_PROBLEM DESCRIPTION_
Your task is to output all the records below, word for word.

BEGIN LISTED RECORDS

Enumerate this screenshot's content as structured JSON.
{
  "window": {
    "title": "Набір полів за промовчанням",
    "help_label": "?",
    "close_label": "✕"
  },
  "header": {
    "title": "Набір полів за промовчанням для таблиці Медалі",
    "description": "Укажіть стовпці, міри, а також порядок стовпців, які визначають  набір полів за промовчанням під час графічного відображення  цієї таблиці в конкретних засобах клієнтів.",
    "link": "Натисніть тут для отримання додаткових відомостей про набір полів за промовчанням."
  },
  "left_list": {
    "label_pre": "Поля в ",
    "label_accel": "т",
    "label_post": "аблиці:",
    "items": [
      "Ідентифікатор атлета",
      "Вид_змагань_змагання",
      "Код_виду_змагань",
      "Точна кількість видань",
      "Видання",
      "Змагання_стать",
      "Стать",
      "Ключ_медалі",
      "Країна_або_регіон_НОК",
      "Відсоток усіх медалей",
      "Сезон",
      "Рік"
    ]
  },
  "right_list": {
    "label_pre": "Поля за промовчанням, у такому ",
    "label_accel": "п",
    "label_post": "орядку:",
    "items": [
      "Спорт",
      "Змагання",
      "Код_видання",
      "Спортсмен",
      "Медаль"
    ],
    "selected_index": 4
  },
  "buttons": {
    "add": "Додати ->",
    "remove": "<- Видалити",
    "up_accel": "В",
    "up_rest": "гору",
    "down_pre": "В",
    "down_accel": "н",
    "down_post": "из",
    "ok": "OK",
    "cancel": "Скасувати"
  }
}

END LISTED RECORDS

_EXERCISE RESPONSE_
Enumerate this screenshot's content as structured JSON.
{
  "window": {
    "title": "Набір полів за промовчанням",
    "help_label": "?",
    "close_label": "✕"
  },
  "header": {
    "title": "Набір полів за промовчанням для таблиці Медалі",
    "description": "Укажіть стовпці, міри, а також порядок стовпців, які визначають  набір полів за промовчанням під час графічного відображення  цієї таблиці в конкретних засобах клієнтів.",
    "link": "Натисніть тут для отримання додаткових відомостей про набір полів за промовчанням."
  },
  "left_list": {
    "label_pre": "Поля в ",
    "label_accel": "т",
    "label_post": "аблиці:",
    "items": [
      "Ідентифікатор атлета",
      "Вид_змагань_змагання",
      "Код_виду_змагань",
      "Точна кількість видань",
      "Видання",
      "Змагання_стать",
      "Стать",
      "Ключ_медалі",
      "Країна_або_регіон_НОК",
      "Відсоток усіх медалей",
      "Сезон",
      "Рік"
    ]
  },
  "right_list": {
    "label_pre": "Поля за промовчанням, у такому ",
    "label_accel": "п",
    "label_post": "орядку:",
    "items": [
      "Спорт",
      "Змагання",
      "Код_видання",
      "Спортсмен",
      "Медаль"
    ],
    "selected_index": 4
  },
  "buttons": {
    "add": "Додати ->",
    "remove": "<- Видалити",
    "up_accel": "В",
    "up_rest": "гору",
    "down_pre": "В",
    "down_accel": "н",
    "down_post": "из",
    "ok": "OK",
    "cancel": "Скасувати"
  }
}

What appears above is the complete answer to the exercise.